**REQUIREMENTS:** Repeat each line of the material below exactly as it appears, minus any pictures.

begin

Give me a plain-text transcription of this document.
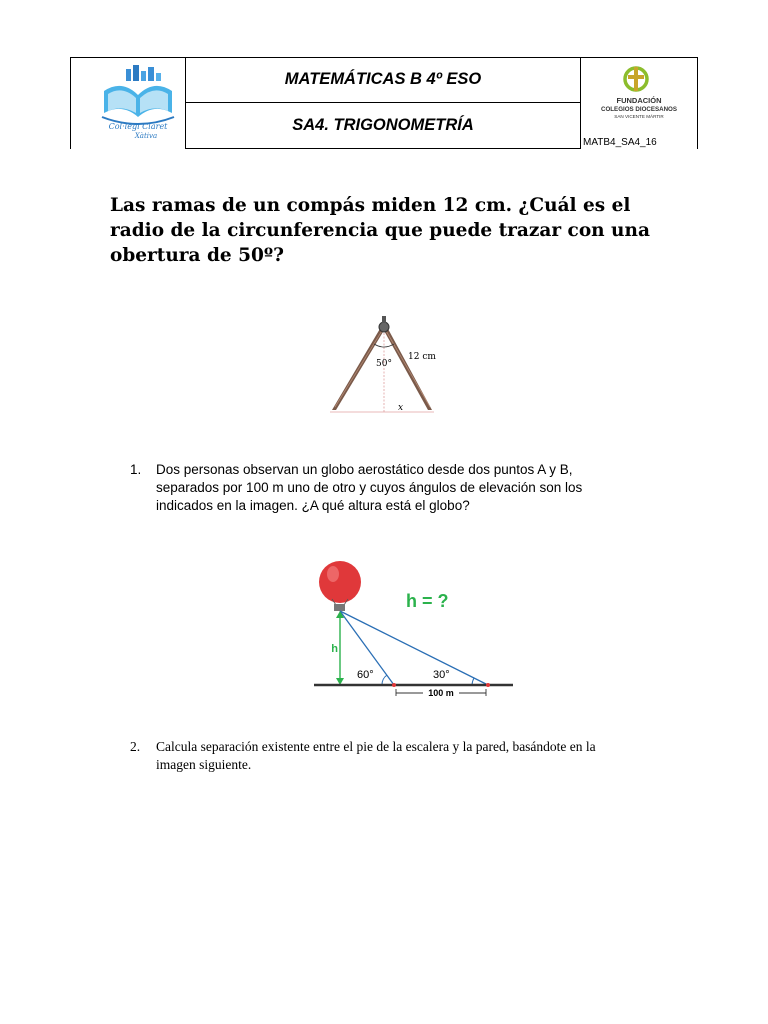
Col·legi Claret
Xàtiva
MATEMÁTICAS B 4º ESO
SA4. TRIGONOMETRÍA
FUNDACIÓN
COLEGIOS DIOCESANOS
SAN VICENTE MÁRTIR
MATB4_SA4_16
Las ramas de un compás miden 12 cm. ¿Cuál es el radio de la circunferencia que puede trazar con una obertura de 50º?
50°
12 cm
x
1. Dos personas observan un globo aerostático desde dos puntos A y B, separados por 100 m uno de otro y cuyos ángulos de elevación son los indicados en la imagen. ¿A qué altura está el globo?
h
h = ?
60°	30°
100 m
2. Calcula separación existente entre el pie de la escalera y la pared, basándote en la imagen siguiente.
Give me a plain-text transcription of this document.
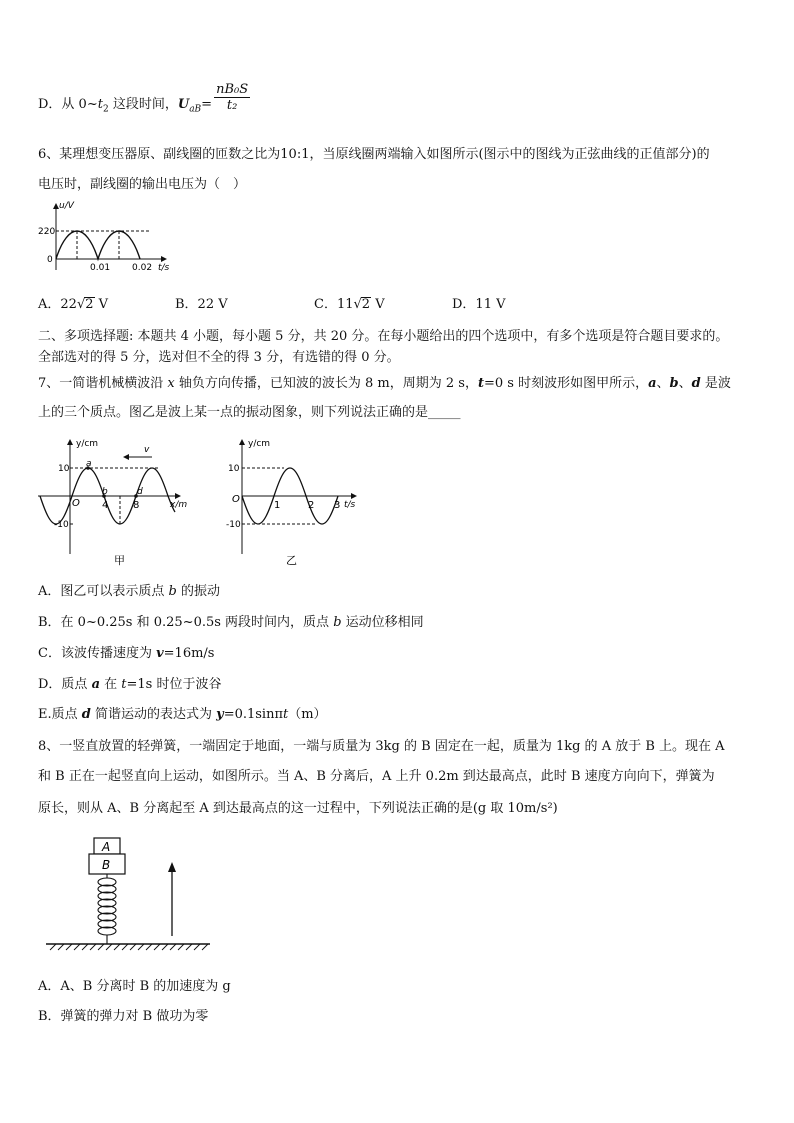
D．从 $0\sim t_2$ 这段时间，$U_{aB}= \frac{\text{nB₀S}}{\text{t₂}}$
6、某理想变压器原、副线圈的匝数之比为10:1，当原线圈两端输入如图所示(图示中的图线为正弦曲线的正值部分)的
电压时，副线圈的输出电压为（　）
u/V
220
0
0.01 0.02 t/s
A．22√2 V	B．22 V	C．11√2 V	D．11 V
二、多项选择题: 本题共 4 小题，每小题 5 分，共 20 分。在每小题给出的四个选项中，有多个选项是符合题目要求的。
全部选对的得 5 分，选对但不全的得 3 分，有选错的得 0 分。
7、一简谐机械横波沿 x 轴负方向传播，已知波的波长为 8 m，周期为 2 s，t=0 s 时刻波形如图甲所示，a、b、d 是波
上的三个质点。图乙是波上某一点的振动图象，则下列说法正确的是_____
y/cm
v
10
-10
O 4 8	x/m
a
b	d
甲
y/cm
10
-10
O
1	2 3 t/s
乙
A．图乙可以表示质点 b 的振动
B．在 0~0.25s 和 0.25~0.5s 两段时间内，质点 b 运动位移相同
C．该波传播速度为 v=16m/s
D．质点 a 在 t=1s 时位于波谷
E.质点 d 简谐运动的表达式为 y=0.1sinπt（m）
8、一竖直放置的轻弹簧，一端固定于地面，一端与质量为 3kg 的 B 固定在一起，质量为 1kg 的 A 放于 B 上。现在 A
和 B 正在一起竖直向上运动，如图所示。当 A、B 分离后，A 上升 0.2m 到达最高点，此时 B 速度方向向下，弹簧为
原长，则从 A、B 分离起至 A 到达最高点的这一过程中，下列说法正确的是(g 取 10m/s²)
A
B
A．A、B 分离时 B 的加速度为 g
B．弹簧的弹力对 B 做功为零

end

**CORRECT RESULT:**
Give me a plain-text transcription of this document.
Col·legi Claret
Xàtiva
MATEMÁTICAS B 4º ESO
SA4. TRIGONOMETRÍA
FUNDACIÓN
COLEGIOS DIOCESANOS
SAN VICENTE MÁRTIR
MATB4_SA4_16
Las ramas de un compás miden 12 cm. ¿Cuál es el radio de la circunferencia que puede trazar con una obertura de 50º?
50°
12 cm
x
1. Dos personas observan un globo aerostático desde dos puntos A y B, separados por 100 m uno de otro y cuyos ángulos de elevación son los indicados en la imagen. ¿A qué altura está el globo?
h
h = ?
60°	30°
100 m
2. Calcula separación existente entre el pie de la escalera y la pared, basándote en la imagen siguiente.
Give me a plain-text transcription of this document.
D．从 $0\sim t_2$ 这段时间，$U_{aB}= \frac{\text{nB₀S}}{\text{t₂}}$
6、某理想变压器原、副线圈的匝数之比为10:1，当原线圈两端输入如图所示(图示中的图线为正弦曲线的正值部分)的
电压时，副线圈的输出电压为（　）
u/V
220
0
0.01 0.02 t/s
A．22√2 V	B．22 V	C．11√2 V	D．11 V
二、多项选择题: 本题共 4 小题，每小题 5 分，共 20 分。在每小题给出的四个选项中，有多个选项是符合题目要求的。
全部选对的得 5 分，选对但不全的得 3 分，有选错的得 0 分。
7、一简谐机械横波沿 x 轴负方向传播，已知波的波长为 8 m，周期为 2 s，t=0 s 时刻波形如图甲所示，a、b、d 是波
上的三个质点。图乙是波上某一点的振动图象，则下列说法正确的是_____
y/cm
v
10
-10
O 4 8	x/m
a
b	d
甲
y/cm
10
-10
O
1	2 3 t/s
乙
A．图乙可以表示质点 b 的振动
B．在 0~0.25s 和 0.25~0.5s 两段时间内，质点 b 运动位移相同
C．该波传播速度为 v=16m/s
D．质点 a 在 t=1s 时位于波谷
E.质点 d 简谐运动的表达式为 y=0.1sinπt（m）
8、一竖直放置的轻弹簧，一端固定于地面，一端与质量为 3kg 的 B 固定在一起，质量为 1kg 的 A 放于 B 上。现在 A
和 B 正在一起竖直向上运动，如图所示。当 A、B 分离后，A 上升 0.2m 到达最高点，此时 B 速度方向向下，弹簧为
原长，则从 A、B 分离起至 A 到达最高点的这一过程中，下列说法正确的是(g 取 10m/s²)
A
B
A．A、B 分离时 B 的加速度为 g
B．弹簧的弹力对 B 做功为零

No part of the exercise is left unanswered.